**Exercise objective**
Copy every line that mentions the word "муниципальный".

-- Start Dataset records --

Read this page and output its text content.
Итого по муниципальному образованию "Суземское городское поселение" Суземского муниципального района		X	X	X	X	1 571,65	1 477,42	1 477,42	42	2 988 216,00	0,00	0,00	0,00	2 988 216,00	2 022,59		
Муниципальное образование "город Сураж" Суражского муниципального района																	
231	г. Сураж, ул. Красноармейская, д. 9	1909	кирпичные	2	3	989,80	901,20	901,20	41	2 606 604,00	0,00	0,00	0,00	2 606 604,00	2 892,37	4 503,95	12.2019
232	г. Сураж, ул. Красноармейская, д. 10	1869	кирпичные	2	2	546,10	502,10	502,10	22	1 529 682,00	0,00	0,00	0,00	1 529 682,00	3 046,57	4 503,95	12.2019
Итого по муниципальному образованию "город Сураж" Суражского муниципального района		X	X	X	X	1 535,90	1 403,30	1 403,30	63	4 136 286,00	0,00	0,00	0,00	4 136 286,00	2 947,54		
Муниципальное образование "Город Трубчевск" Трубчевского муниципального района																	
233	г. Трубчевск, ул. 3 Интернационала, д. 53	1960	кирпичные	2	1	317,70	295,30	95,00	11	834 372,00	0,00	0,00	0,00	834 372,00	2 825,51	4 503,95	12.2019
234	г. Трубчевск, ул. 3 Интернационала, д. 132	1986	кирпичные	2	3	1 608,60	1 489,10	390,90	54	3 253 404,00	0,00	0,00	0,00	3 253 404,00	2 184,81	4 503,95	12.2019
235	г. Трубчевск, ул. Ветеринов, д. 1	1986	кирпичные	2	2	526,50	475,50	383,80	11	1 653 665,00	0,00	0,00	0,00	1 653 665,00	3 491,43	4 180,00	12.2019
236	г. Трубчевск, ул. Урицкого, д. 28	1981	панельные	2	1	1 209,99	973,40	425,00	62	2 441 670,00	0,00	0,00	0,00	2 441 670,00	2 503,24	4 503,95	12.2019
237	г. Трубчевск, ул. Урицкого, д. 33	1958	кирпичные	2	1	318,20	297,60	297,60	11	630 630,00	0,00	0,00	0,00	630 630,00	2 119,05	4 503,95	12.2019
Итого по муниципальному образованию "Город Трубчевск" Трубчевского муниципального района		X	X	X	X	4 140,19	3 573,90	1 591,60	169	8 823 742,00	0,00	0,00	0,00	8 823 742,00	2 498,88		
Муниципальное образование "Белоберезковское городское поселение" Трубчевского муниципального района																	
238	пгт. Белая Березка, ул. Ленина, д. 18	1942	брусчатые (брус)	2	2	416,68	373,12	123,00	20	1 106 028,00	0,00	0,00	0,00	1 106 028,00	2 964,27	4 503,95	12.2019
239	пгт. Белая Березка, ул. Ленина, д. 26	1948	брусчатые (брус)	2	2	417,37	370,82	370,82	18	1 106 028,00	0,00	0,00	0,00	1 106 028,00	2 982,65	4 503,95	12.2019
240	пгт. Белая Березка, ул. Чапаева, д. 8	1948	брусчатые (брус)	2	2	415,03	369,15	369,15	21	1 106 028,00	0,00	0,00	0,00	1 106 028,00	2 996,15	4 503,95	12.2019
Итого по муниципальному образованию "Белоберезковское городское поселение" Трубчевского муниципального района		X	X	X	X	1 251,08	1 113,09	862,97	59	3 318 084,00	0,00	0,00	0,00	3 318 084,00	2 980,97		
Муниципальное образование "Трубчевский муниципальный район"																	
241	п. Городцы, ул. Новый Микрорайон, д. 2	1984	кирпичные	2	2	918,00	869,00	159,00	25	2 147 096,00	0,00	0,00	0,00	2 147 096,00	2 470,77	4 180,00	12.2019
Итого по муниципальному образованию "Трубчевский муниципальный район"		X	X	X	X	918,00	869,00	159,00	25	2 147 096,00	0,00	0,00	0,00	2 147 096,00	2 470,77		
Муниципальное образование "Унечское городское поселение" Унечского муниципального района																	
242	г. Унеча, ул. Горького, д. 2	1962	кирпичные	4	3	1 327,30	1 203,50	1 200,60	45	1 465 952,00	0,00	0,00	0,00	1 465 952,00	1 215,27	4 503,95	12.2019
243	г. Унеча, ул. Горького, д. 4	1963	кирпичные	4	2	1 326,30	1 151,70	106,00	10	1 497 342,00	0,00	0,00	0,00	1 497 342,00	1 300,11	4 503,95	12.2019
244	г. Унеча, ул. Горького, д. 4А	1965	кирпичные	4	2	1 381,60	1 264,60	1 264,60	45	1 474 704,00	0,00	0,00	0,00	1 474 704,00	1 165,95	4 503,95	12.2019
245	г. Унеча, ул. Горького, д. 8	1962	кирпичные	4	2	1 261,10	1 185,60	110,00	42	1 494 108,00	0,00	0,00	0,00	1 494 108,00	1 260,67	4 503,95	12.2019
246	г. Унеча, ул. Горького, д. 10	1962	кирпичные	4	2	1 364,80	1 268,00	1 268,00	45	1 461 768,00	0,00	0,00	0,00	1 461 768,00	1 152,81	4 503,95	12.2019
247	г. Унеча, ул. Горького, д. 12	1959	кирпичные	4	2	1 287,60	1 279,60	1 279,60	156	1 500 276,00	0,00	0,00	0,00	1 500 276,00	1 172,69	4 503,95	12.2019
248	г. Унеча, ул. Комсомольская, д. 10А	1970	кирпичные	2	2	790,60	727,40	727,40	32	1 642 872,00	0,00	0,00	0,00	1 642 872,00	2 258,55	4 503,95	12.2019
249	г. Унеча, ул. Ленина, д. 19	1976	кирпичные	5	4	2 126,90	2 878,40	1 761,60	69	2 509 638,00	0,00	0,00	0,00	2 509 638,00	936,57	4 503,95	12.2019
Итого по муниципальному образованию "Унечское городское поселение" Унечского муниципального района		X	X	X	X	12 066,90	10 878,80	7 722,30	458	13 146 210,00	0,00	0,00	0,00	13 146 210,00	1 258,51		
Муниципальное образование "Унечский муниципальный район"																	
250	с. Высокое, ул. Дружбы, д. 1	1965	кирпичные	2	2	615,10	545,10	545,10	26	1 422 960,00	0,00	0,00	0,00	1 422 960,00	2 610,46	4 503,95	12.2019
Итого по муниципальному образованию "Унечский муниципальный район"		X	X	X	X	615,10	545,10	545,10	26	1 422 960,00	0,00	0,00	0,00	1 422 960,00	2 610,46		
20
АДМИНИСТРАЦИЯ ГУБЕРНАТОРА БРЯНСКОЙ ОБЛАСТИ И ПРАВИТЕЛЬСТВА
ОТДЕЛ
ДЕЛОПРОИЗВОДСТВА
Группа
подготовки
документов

-- End Dataset records --

**Finished answer**
Муниципальное образование "Трубчевский муниципальный район"																	
Итого по муниципальному образованию "Трубчевский муниципальный район"		X	X	X	X	918,00	869,00	159,00	25	2 147 096,00	0,00	0,00	0,00	2 147 096,00	2 470,77		
Муниципальное образование "Унечский муниципальный район"																	
Итого по муниципальному образованию "Унечский муниципальный район"		X	X	X	X	615,10	545,10	545,10	26	1 422 960,00	0,00	0,00	0,00	1 422 960,00	2 610,46		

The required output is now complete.